START RECORDS SUPPLIED

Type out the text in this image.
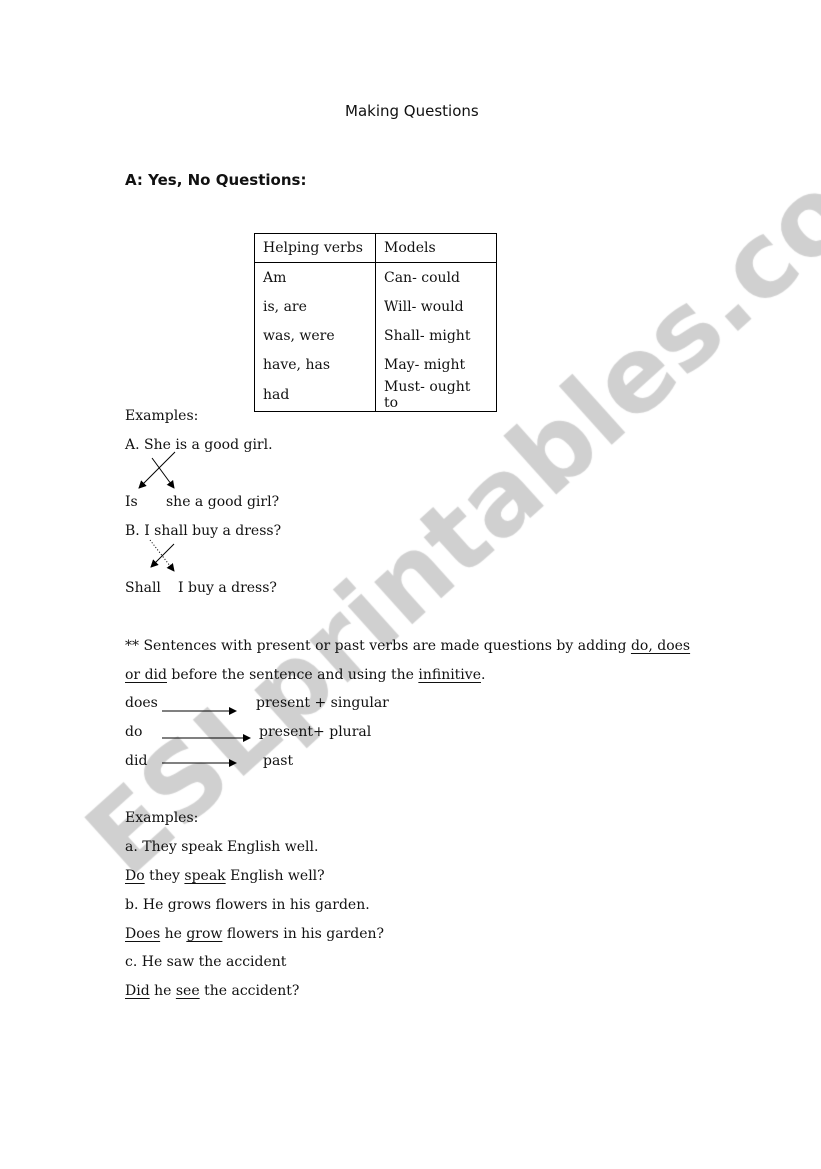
Making Questions
A: Yes, No Questions:
Helping verbs	Models
Am	Can- could
is, are	Will- would
was, were	Shall- might
have, has	May- might
had	Must- ought to
Examples:
A. She is a good girl.
Is she a good girl?
B. I shall buy a dress?
Shall I buy a dress?
** Sentences with present or past verbs are made questions by adding do, does
or did before the sentence and using the infinitive.
does	present + singular
do	present+ plural
did	past
Examples:
a. They speak English well.
Do they speak English well?
b. He grows flowers in his garden.
Does he grow flowers in his garden?
c. He saw the accident
Did he see the accident?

END RECORDS SUPPLIED

• GOAL OF THE EXERCISE
Skip every picture and transcribe the data above exactly.

• RESPONSE TO THIS EXERCISE
Type out the text in this image.
Making Questions
A: Yes, No Questions:
Helping verbs	Models
Am	Can- could
is, are	Will- would
was, were	Shall- might
have, has	May- might
had	Must- ought to
Examples:
A. She is a good girl.
Is she a good girl?
B. I shall buy a dress?
Shall I buy a dress?
** Sentences with present or past verbs are made questions by adding do, does
or did before the sentence and using the infinitive.
does	present + singular
do	present+ plural
did	past
Examples:
a. They speak English well.
Do they speak English well?
b. He grows flowers in his garden.
Does he grow flowers in his garden?
c. He saw the accident
Did he see the accident?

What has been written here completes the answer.